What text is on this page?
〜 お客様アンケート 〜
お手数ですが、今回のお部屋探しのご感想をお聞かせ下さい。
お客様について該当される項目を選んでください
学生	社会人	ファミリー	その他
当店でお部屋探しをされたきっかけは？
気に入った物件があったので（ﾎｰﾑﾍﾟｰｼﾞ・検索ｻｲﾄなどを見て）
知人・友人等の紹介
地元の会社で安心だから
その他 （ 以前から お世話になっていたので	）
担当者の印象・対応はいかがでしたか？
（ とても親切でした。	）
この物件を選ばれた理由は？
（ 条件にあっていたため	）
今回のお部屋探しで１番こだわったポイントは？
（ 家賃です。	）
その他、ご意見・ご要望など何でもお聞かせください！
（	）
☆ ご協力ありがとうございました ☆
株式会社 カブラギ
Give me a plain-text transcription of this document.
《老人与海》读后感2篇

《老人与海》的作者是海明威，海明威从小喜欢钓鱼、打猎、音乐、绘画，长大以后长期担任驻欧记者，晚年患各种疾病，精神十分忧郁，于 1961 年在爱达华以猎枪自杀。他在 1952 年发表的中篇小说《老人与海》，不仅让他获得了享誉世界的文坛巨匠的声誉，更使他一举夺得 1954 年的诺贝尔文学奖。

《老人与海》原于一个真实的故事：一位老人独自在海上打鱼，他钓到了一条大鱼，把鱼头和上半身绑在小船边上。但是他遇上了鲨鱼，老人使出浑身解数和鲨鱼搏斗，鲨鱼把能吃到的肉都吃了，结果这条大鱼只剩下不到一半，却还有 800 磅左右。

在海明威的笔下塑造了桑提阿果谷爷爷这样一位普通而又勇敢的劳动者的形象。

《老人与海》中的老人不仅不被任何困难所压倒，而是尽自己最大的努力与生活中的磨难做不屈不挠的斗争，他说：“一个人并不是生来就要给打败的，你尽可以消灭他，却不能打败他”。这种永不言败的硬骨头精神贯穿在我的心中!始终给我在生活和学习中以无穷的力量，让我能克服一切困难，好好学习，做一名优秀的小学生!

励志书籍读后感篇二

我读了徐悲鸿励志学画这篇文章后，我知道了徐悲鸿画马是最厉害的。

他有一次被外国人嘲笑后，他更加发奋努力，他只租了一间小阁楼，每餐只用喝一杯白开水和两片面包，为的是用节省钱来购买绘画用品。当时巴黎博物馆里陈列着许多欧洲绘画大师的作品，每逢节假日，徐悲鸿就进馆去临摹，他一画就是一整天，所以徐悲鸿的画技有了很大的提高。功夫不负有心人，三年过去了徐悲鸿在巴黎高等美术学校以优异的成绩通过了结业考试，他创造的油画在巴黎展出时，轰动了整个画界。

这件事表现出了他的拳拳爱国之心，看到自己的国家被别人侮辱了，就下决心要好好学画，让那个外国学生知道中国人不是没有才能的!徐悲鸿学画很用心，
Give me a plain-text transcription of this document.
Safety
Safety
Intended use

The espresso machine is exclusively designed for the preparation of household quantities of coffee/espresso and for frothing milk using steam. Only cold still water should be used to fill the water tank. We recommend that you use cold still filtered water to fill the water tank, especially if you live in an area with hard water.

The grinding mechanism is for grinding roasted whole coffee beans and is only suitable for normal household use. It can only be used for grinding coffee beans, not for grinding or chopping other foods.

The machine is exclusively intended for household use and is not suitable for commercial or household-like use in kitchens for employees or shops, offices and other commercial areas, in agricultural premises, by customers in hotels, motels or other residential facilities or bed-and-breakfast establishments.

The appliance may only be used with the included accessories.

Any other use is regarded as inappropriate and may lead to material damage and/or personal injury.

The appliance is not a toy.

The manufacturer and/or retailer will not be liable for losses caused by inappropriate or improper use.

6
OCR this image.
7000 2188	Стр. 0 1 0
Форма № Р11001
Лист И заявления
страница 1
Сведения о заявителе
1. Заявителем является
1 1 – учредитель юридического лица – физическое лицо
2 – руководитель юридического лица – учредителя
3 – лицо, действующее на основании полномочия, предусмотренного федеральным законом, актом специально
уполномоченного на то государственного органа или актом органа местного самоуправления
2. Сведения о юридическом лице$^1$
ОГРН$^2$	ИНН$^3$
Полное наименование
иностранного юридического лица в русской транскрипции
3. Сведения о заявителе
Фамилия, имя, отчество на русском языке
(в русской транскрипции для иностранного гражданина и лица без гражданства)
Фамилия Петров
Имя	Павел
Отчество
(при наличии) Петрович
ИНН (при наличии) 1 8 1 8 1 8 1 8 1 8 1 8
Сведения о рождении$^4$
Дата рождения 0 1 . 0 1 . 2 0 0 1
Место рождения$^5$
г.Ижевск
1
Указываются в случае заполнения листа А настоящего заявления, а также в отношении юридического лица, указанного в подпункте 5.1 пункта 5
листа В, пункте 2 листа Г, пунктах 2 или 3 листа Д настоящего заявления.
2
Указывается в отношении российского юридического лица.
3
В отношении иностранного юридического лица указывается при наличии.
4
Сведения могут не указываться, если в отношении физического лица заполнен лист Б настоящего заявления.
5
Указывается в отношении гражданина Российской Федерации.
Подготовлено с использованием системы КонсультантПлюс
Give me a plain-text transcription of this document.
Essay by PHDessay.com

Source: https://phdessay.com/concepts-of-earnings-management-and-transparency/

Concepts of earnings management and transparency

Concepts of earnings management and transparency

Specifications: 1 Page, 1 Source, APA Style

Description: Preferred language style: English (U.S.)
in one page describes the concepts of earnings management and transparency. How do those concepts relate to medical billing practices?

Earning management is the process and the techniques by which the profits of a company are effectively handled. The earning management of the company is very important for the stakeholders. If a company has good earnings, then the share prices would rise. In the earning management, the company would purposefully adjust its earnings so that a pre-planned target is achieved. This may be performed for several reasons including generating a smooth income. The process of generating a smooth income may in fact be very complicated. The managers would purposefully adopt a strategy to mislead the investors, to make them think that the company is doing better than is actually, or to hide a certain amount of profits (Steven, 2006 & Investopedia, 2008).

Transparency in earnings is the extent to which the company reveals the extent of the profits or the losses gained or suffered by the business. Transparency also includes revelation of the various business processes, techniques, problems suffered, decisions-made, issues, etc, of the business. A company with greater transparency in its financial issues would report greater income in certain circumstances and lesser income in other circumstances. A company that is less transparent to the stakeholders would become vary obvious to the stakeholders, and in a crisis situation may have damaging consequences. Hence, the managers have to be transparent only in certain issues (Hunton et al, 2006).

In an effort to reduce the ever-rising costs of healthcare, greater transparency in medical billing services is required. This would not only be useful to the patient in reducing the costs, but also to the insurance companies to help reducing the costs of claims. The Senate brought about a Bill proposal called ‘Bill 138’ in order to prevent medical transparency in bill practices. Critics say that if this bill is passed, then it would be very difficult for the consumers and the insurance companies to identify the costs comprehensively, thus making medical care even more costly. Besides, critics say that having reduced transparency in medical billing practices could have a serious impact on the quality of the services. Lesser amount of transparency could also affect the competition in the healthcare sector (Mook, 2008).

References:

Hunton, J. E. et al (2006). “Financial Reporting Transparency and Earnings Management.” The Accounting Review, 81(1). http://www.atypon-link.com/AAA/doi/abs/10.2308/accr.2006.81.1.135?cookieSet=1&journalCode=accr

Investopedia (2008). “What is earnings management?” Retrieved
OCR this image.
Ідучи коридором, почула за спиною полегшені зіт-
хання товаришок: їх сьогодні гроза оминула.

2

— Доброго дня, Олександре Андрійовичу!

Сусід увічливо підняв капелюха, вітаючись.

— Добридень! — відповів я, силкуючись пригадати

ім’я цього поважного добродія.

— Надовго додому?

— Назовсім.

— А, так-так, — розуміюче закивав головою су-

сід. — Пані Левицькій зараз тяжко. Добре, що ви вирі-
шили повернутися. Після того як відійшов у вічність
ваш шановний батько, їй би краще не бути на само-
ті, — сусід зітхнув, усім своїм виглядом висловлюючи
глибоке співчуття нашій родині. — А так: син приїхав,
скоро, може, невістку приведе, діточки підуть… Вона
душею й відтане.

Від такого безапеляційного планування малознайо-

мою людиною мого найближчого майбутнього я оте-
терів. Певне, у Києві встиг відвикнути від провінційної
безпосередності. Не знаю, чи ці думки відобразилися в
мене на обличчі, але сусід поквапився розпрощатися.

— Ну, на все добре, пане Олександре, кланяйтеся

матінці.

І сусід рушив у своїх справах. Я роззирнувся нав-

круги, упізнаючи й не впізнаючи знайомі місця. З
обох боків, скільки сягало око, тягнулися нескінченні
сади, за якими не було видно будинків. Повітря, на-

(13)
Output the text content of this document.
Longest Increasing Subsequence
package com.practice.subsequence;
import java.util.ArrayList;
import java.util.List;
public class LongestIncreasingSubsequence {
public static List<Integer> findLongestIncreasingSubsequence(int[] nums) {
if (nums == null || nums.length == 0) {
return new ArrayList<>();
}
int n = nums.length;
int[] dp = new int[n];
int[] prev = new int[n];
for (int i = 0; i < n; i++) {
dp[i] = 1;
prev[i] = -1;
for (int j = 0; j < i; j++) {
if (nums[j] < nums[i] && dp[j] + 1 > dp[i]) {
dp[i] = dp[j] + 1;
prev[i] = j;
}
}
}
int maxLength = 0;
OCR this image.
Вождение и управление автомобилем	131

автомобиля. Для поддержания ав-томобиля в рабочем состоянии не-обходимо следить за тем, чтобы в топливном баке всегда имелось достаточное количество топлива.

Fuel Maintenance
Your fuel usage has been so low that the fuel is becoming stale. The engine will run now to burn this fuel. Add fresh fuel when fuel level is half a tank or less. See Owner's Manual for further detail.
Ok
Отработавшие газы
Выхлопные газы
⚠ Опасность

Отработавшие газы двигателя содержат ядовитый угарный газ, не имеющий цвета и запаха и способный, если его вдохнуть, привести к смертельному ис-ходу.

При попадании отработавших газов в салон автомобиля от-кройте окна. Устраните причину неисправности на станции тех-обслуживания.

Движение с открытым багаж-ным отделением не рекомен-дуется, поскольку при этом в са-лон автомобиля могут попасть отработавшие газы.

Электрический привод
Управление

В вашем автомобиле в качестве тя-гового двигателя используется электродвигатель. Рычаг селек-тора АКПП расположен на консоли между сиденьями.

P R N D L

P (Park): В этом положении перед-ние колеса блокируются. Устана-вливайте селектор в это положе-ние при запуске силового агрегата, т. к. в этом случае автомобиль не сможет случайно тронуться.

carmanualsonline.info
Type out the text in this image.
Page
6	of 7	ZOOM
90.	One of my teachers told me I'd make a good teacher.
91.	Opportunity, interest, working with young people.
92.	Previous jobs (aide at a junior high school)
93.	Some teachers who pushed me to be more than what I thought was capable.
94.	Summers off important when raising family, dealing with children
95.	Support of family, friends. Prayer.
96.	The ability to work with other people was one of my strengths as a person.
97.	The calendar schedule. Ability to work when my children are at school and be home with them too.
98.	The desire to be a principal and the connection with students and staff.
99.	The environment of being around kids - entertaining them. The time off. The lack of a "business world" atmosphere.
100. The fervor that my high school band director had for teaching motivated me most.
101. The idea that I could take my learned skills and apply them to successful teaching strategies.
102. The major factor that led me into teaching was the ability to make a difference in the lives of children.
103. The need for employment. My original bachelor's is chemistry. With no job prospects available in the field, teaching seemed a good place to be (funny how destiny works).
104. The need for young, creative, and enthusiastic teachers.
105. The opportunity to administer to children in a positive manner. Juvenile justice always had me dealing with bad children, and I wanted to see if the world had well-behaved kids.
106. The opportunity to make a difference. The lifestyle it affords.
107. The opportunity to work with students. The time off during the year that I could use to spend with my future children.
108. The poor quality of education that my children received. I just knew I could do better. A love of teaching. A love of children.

◆ ◆ ◆ ◆ ◆

> PROBLEM DESCRIPTION: Return all lines with the word "exclusively" in them.

> ANSWER TO THE TASK:
The espresso machine is exclusively designed for the preparation of household quantities of coffee/espresso and for frothing milk using steam. Only cold still water should be used to fill the water tank. We recommend that you use cold still filtered water to fill the water tank, especially if you live in an area with hard water.
The machine is exclusively intended for household use and is not suitable for commercial or household-like use in kitchens for employees or shops, offices and other commercial areas, in agricultural premises, by customers in hotels, motels or other residential facilities or bed-and-breakfast establishments.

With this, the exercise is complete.